▶ [EXERCISE INSTRUCTIONS]:
Reproduce the material verbatim from its first line through the line containing "314, 800, 368]", including both of those lines.

▶ [MATERIAL SUPPLIED]:
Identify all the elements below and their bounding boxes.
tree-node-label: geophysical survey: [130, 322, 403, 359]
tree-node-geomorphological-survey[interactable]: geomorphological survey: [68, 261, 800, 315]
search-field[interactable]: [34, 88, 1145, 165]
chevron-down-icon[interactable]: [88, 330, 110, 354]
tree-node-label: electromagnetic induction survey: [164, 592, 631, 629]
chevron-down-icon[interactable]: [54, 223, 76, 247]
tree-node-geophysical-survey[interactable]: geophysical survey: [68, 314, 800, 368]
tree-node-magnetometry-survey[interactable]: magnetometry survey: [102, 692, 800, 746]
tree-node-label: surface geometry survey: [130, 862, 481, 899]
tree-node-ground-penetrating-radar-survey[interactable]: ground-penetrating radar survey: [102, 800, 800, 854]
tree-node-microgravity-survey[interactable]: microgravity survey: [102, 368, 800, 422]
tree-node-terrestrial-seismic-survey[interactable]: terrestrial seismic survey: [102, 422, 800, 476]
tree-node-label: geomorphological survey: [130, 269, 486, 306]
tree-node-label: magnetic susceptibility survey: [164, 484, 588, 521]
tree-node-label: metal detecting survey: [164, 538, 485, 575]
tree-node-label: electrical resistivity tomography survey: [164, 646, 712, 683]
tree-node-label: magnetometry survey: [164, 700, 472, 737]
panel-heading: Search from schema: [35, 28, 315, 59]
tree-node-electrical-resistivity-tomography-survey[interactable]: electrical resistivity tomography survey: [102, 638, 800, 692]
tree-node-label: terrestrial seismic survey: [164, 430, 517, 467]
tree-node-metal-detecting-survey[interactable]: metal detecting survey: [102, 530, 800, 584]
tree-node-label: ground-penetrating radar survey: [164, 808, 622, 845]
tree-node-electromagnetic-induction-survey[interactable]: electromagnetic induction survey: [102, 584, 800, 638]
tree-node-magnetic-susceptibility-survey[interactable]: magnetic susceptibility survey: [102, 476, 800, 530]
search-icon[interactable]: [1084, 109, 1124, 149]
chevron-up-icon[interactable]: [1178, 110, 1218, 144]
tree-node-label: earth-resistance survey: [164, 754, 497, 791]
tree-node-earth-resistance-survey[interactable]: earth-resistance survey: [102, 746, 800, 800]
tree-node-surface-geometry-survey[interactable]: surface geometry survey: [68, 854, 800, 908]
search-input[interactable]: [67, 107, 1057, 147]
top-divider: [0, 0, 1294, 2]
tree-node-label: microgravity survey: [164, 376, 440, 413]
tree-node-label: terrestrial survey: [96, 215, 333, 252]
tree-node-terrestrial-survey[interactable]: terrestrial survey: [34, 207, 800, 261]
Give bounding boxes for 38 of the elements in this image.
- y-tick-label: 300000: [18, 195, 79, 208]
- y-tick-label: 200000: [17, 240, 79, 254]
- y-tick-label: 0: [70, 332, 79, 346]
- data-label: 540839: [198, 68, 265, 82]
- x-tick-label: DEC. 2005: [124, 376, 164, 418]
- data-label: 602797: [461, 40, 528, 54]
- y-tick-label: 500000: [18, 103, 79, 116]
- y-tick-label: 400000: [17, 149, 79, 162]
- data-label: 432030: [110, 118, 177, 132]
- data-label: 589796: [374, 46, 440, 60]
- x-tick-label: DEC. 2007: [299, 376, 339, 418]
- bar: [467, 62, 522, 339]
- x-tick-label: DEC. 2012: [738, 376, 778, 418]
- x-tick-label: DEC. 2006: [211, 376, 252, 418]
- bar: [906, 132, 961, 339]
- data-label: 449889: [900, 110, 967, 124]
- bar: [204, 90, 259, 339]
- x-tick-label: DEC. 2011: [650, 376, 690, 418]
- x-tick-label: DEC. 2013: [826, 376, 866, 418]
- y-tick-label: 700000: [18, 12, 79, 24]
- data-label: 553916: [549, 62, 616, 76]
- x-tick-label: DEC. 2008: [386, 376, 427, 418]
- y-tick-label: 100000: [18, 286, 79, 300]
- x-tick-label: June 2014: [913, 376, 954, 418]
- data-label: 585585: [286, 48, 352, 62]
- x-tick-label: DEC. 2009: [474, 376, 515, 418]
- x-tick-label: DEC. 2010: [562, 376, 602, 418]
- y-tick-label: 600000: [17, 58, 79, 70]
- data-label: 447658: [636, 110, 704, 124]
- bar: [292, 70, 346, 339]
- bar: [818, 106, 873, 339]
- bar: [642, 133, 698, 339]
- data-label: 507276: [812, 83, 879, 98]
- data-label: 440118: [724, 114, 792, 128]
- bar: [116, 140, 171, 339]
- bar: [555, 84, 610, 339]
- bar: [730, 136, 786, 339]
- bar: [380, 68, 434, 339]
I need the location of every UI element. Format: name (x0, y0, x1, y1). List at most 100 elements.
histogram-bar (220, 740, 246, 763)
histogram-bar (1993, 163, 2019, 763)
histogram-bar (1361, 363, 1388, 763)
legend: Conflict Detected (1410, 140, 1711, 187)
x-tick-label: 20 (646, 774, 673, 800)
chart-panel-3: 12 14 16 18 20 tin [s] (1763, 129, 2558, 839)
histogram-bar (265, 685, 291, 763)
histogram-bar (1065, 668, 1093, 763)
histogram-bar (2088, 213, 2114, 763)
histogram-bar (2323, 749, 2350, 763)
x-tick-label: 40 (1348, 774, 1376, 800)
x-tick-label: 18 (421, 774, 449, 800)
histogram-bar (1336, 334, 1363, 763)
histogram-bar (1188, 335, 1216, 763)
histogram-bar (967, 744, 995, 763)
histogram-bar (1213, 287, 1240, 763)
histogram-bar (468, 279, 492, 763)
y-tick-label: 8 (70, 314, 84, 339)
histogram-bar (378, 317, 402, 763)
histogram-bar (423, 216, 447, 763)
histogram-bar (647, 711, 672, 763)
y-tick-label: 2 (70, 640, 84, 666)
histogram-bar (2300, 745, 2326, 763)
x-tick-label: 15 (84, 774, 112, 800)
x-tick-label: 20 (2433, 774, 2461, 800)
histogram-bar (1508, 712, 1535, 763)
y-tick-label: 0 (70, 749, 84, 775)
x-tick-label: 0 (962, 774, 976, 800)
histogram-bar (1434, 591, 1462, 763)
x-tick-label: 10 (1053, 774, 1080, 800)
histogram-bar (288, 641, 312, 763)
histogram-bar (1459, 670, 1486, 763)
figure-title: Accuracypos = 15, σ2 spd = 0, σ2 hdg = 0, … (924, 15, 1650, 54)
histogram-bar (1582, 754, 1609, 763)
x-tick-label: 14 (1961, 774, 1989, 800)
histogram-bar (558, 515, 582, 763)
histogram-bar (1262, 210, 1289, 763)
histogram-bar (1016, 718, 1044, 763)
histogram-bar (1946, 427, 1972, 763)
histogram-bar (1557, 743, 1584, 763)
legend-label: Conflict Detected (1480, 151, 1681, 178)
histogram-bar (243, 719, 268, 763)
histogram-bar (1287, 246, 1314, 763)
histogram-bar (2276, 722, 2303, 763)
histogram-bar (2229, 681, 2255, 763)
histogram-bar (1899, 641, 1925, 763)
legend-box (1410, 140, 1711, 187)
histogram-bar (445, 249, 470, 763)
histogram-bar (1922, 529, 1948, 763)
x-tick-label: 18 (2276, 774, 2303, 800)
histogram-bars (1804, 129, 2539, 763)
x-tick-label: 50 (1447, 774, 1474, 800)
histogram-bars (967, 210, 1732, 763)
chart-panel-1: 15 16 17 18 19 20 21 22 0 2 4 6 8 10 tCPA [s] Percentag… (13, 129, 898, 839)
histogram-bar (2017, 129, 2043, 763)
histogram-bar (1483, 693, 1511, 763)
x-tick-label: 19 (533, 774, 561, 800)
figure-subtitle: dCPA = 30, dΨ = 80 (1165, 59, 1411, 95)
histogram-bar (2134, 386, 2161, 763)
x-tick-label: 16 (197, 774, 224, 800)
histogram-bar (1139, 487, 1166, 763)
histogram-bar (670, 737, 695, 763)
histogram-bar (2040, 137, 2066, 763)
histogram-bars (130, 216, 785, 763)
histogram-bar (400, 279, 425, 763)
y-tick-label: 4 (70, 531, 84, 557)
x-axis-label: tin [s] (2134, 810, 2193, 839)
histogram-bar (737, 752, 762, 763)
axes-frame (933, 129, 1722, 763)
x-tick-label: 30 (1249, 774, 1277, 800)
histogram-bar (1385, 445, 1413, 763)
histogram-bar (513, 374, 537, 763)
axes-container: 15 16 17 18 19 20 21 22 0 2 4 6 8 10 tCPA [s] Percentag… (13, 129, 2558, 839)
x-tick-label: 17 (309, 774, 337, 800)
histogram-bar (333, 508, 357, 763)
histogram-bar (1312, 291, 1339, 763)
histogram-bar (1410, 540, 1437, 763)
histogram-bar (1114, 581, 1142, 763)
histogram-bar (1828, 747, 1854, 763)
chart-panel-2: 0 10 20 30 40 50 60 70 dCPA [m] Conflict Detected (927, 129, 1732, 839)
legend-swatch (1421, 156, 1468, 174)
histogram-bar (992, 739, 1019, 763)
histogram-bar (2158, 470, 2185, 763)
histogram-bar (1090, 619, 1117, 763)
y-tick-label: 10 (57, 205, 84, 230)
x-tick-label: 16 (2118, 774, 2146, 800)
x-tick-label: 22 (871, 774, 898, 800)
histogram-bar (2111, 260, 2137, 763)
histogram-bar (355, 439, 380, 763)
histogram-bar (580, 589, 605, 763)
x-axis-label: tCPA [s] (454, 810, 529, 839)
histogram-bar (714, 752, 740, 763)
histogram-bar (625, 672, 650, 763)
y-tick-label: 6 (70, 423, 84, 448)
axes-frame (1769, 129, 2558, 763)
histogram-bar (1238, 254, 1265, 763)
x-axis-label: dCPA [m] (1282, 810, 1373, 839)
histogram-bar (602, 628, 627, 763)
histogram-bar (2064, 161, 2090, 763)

▶ [SOLUTION TO THIS PROBLEM]:
Identify all the elements below and their bounding boxes.
tree-node-label: geophysical survey: [130, 322, 403, 359]
tree-node-geomorphological-survey[interactable]: geomorphological survey: [68, 261, 800, 315]
search-field[interactable]: [34, 88, 1145, 165]
chevron-down-icon[interactable]: [88, 330, 110, 354]
tree-node-label: electromagnetic induction survey: [164, 592, 631, 629]
chevron-down-icon[interactable]: [54, 223, 76, 247]
tree-node-geophysical-survey[interactable]: geophysical survey: [68, 314, 800, 368]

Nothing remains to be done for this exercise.